* REQUIRED WORK *
Each line that includes the string "this" counts once; give the total and nothing else.

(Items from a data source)
* * * * * * *

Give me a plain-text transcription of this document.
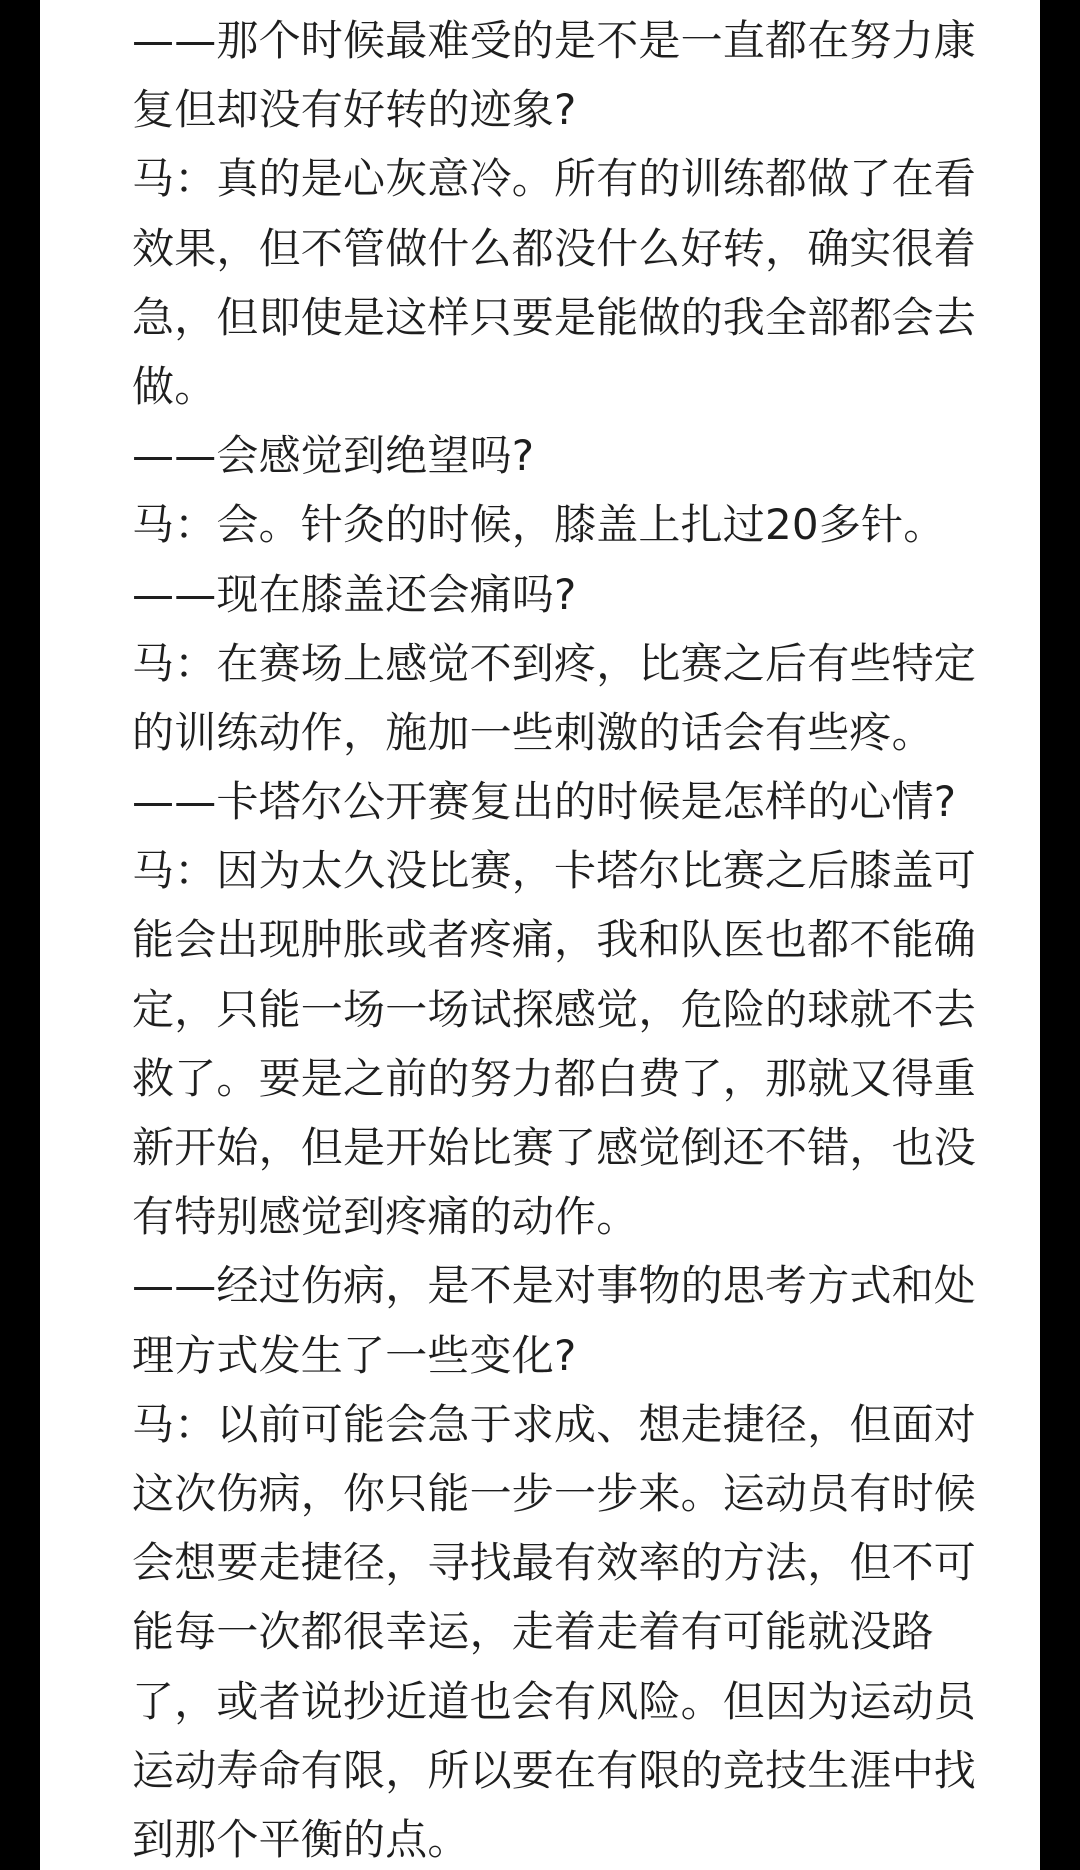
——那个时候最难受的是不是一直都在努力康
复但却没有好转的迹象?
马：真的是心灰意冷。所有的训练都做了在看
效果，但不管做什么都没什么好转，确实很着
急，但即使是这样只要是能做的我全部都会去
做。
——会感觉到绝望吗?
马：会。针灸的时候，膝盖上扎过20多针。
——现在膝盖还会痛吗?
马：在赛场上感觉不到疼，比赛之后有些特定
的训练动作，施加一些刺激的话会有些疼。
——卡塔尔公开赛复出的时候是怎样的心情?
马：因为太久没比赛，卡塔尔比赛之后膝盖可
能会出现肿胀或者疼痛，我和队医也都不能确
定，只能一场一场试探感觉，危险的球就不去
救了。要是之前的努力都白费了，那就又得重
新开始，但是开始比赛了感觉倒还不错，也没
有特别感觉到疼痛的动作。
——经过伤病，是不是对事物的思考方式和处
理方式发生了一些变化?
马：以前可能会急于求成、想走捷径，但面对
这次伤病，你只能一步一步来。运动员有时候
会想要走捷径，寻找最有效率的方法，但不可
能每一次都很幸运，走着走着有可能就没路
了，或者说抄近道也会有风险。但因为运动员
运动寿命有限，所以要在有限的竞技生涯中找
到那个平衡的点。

* * * * * * *

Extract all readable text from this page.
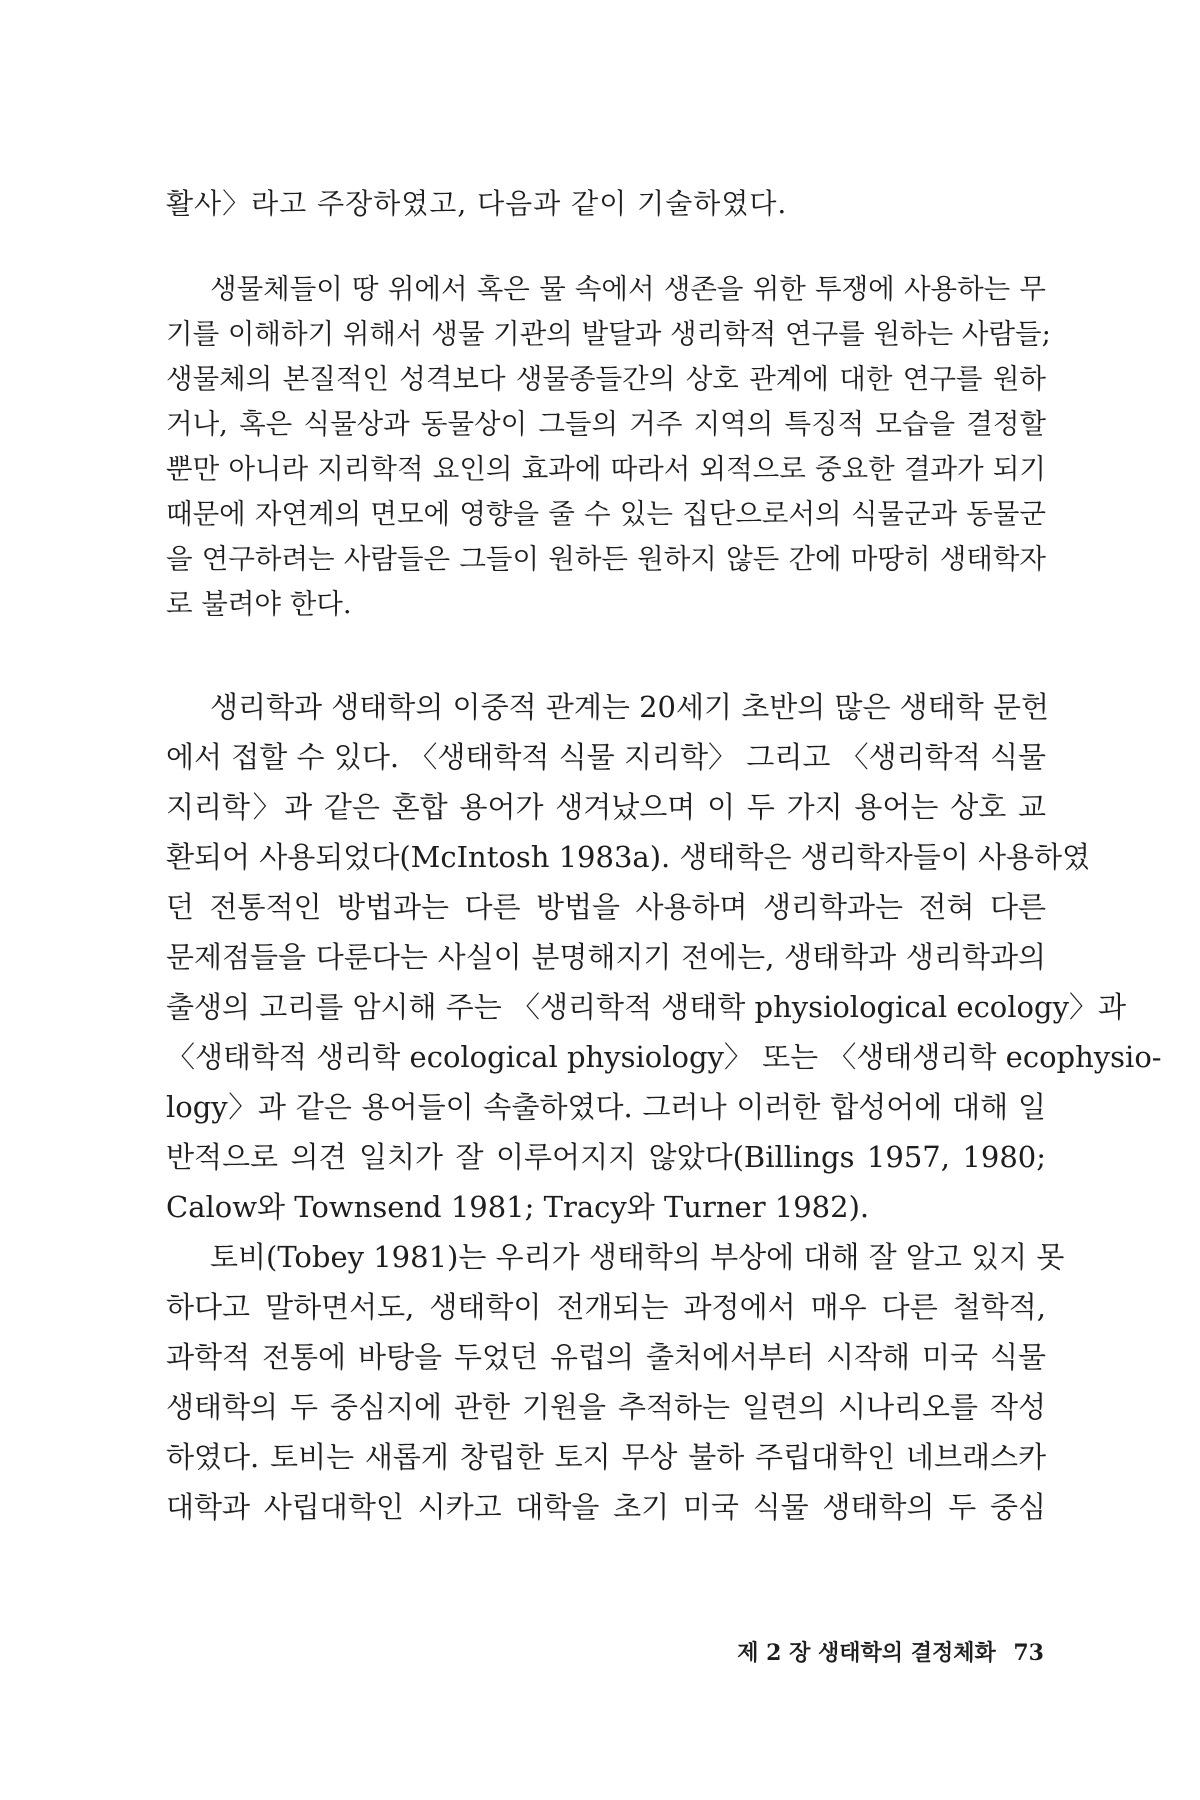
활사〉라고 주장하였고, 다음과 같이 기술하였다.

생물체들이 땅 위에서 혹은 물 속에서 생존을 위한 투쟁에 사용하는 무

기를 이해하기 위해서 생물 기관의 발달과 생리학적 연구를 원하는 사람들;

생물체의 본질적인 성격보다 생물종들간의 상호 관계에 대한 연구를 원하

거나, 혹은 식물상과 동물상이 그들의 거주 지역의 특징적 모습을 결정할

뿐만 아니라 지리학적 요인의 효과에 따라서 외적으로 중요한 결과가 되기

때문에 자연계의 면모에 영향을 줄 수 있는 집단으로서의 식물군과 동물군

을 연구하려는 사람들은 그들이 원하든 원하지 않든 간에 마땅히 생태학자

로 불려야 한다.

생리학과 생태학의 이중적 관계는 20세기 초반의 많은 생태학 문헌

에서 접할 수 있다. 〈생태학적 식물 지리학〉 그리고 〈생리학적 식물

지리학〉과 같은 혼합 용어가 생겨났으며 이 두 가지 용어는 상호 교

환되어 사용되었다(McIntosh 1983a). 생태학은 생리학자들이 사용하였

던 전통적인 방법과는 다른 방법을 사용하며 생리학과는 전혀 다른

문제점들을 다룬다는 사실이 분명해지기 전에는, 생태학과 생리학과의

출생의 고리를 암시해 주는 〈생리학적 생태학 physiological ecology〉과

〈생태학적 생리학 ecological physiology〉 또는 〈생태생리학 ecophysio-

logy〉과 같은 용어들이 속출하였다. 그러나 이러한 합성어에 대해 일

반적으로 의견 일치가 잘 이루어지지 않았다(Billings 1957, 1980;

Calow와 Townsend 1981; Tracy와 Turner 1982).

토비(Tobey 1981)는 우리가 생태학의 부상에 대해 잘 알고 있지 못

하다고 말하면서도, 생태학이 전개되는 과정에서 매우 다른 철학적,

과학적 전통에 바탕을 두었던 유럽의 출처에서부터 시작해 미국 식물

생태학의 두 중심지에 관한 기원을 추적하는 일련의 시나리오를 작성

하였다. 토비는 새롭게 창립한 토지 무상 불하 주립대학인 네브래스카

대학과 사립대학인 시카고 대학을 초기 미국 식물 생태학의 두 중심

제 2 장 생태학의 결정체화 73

* * * * * * *

* OUTPUT *
2